Written request
Scan the material that follows. Copy every line containing the word "including".

Source material

****

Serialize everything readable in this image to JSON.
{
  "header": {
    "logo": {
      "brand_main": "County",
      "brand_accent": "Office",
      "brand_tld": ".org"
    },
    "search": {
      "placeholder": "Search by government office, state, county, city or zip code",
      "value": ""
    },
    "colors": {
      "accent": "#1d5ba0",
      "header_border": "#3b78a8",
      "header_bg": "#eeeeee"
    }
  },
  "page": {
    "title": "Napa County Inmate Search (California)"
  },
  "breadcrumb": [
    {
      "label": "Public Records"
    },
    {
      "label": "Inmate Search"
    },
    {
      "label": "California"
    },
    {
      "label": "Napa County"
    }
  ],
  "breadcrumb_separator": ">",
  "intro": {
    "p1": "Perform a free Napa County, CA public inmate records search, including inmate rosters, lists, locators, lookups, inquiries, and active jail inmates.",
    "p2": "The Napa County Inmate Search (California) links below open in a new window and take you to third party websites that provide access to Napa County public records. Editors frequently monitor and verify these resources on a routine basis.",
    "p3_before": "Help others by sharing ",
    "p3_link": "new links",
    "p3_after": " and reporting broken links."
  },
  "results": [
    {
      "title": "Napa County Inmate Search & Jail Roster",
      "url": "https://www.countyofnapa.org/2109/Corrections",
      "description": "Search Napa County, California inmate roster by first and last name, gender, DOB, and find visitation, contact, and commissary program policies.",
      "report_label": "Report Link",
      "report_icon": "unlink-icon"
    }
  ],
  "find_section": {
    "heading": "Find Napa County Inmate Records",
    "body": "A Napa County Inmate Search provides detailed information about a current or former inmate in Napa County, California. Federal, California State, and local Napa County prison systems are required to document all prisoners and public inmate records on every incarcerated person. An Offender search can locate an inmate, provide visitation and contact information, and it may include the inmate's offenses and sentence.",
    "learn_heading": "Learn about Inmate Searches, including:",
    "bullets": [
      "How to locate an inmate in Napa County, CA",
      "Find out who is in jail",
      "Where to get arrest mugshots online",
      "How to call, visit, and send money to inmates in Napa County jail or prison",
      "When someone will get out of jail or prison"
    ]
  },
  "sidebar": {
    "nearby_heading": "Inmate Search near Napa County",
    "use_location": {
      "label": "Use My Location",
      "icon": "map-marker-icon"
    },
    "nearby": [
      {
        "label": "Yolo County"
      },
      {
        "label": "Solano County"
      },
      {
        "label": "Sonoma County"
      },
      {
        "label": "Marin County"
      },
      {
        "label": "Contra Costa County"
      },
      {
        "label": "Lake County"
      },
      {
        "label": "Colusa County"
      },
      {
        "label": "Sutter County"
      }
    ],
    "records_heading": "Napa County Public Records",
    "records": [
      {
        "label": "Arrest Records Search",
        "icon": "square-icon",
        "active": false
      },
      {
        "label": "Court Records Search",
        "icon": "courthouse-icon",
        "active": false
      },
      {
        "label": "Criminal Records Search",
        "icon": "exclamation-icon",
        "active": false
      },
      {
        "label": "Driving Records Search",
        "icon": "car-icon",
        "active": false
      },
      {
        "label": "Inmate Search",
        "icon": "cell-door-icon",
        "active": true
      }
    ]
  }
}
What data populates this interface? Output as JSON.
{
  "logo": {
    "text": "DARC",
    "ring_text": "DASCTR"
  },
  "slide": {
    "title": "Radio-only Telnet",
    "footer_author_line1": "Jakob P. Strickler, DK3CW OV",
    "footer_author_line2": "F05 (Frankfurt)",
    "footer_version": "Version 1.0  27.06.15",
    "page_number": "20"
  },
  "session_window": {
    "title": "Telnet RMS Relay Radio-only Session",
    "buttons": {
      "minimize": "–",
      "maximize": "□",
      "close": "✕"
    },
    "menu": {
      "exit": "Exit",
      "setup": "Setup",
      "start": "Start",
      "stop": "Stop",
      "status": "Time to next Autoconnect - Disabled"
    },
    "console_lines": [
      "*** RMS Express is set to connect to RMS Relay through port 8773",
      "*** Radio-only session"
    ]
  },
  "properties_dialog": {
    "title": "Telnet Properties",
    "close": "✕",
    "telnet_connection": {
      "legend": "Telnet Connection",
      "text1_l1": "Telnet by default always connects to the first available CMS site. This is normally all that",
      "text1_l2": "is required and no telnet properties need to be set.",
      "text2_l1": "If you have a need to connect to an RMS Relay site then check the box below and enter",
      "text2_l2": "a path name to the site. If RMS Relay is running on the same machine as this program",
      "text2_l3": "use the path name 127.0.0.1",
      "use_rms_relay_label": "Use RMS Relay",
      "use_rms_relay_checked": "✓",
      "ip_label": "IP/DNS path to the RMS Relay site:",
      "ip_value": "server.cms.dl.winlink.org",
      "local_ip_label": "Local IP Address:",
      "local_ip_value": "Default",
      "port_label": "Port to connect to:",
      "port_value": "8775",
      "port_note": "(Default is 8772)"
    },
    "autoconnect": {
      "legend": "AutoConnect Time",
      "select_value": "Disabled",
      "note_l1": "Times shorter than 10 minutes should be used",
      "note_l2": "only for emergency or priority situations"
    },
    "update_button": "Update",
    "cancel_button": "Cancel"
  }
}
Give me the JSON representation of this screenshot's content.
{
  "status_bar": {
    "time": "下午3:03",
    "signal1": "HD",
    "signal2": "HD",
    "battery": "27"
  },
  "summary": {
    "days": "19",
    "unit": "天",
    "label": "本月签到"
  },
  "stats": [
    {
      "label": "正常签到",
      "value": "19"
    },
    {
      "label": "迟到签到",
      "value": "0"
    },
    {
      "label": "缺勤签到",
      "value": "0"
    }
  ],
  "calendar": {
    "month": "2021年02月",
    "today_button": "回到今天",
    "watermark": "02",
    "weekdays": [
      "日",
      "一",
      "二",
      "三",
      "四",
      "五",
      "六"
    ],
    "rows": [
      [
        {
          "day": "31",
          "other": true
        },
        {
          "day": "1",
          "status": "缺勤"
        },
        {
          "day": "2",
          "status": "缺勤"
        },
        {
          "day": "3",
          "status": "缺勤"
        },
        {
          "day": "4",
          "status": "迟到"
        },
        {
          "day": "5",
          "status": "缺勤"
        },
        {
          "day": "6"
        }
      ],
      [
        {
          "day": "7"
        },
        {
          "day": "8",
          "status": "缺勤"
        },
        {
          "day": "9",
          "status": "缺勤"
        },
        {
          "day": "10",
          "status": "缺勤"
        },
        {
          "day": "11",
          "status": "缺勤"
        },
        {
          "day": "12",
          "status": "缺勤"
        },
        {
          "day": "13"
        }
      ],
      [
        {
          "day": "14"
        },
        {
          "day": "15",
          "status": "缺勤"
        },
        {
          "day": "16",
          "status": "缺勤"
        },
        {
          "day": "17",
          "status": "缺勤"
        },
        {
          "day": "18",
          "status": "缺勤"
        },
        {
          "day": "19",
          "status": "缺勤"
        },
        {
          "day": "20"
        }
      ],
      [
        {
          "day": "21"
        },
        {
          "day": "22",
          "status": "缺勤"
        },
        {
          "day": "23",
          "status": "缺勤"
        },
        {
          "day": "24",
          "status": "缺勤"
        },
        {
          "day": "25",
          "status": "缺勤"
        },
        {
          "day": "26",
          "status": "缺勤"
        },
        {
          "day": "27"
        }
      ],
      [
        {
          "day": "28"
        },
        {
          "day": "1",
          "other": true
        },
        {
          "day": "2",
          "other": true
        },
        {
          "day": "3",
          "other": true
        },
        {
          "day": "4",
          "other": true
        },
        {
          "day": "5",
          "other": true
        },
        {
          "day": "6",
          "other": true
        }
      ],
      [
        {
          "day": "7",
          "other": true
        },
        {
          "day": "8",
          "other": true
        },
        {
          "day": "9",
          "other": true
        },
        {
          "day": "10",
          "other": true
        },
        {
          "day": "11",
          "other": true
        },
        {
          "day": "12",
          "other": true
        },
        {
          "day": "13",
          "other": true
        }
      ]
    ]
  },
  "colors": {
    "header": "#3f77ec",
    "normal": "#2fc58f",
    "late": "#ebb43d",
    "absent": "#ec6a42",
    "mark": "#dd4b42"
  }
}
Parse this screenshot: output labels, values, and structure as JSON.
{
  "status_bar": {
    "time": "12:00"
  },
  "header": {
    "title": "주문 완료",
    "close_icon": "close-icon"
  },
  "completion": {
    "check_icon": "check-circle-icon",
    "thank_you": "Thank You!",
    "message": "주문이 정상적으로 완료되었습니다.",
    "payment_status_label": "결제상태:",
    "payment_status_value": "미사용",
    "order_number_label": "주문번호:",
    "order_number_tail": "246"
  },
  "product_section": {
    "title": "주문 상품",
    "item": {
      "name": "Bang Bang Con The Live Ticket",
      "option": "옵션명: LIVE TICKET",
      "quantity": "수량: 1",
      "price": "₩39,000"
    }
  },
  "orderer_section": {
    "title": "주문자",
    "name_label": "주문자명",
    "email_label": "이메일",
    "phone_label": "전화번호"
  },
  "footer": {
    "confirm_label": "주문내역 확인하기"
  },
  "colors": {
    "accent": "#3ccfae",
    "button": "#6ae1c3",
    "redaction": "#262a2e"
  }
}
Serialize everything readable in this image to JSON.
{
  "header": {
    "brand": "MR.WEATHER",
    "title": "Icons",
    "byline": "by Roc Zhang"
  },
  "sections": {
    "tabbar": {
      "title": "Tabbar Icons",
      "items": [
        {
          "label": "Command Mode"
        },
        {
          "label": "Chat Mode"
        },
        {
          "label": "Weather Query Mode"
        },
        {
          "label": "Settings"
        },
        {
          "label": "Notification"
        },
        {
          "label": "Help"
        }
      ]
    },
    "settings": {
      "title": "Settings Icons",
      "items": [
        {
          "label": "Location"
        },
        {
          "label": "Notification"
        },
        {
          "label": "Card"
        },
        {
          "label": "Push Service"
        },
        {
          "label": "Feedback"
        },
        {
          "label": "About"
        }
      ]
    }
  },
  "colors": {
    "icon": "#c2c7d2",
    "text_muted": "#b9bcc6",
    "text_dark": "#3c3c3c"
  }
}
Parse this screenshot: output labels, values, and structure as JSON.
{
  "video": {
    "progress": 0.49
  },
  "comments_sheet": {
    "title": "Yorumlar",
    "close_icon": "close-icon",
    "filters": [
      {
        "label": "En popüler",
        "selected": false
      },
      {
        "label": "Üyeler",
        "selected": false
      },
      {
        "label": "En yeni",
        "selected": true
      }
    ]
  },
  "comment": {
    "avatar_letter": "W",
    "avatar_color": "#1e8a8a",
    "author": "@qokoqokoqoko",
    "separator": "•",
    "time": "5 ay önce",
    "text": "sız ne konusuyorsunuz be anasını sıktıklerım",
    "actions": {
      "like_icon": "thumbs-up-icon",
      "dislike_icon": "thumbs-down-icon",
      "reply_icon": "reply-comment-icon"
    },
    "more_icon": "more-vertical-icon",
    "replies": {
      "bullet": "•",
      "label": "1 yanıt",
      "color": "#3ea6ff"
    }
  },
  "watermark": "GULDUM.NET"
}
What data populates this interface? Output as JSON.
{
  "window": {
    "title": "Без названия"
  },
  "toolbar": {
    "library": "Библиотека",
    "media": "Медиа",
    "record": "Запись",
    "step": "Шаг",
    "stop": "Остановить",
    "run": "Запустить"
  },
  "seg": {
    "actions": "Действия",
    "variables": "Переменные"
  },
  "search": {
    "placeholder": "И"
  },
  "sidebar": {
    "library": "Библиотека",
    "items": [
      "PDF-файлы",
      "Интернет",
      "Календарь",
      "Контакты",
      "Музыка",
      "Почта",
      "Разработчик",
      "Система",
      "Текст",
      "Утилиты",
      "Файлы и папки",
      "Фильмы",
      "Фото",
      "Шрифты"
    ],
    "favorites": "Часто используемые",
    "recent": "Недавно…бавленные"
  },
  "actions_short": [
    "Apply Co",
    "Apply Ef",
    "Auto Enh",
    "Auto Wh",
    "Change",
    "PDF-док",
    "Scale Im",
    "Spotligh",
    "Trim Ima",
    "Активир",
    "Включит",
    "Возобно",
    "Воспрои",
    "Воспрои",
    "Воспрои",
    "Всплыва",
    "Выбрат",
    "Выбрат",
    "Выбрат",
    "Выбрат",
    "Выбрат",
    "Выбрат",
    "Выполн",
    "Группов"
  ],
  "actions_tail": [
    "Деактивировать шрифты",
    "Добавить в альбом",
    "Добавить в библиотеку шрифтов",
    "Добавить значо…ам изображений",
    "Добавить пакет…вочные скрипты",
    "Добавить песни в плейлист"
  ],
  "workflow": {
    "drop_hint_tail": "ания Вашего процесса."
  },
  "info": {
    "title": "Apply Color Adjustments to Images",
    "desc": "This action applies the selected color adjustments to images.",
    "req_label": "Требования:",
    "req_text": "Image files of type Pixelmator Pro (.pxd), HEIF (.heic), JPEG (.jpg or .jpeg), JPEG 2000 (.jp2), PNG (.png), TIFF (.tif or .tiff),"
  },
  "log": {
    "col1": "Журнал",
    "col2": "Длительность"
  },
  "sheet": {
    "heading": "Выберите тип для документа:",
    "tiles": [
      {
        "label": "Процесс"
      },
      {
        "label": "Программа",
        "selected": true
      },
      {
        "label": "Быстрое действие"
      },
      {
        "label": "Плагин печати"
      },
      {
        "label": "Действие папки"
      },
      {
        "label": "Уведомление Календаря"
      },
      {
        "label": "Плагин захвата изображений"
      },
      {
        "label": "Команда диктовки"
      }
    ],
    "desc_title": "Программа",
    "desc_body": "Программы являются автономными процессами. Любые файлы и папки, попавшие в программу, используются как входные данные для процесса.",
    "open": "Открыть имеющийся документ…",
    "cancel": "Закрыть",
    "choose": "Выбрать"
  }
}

****

Task result
    "p1": "Perform a free Napa County, CA public inmate records search, including inmate rosters, lists, locators, lookups, inquiries, and active jail inmates.",
    "learn_heading": "Learn about Inmate Searches, including:",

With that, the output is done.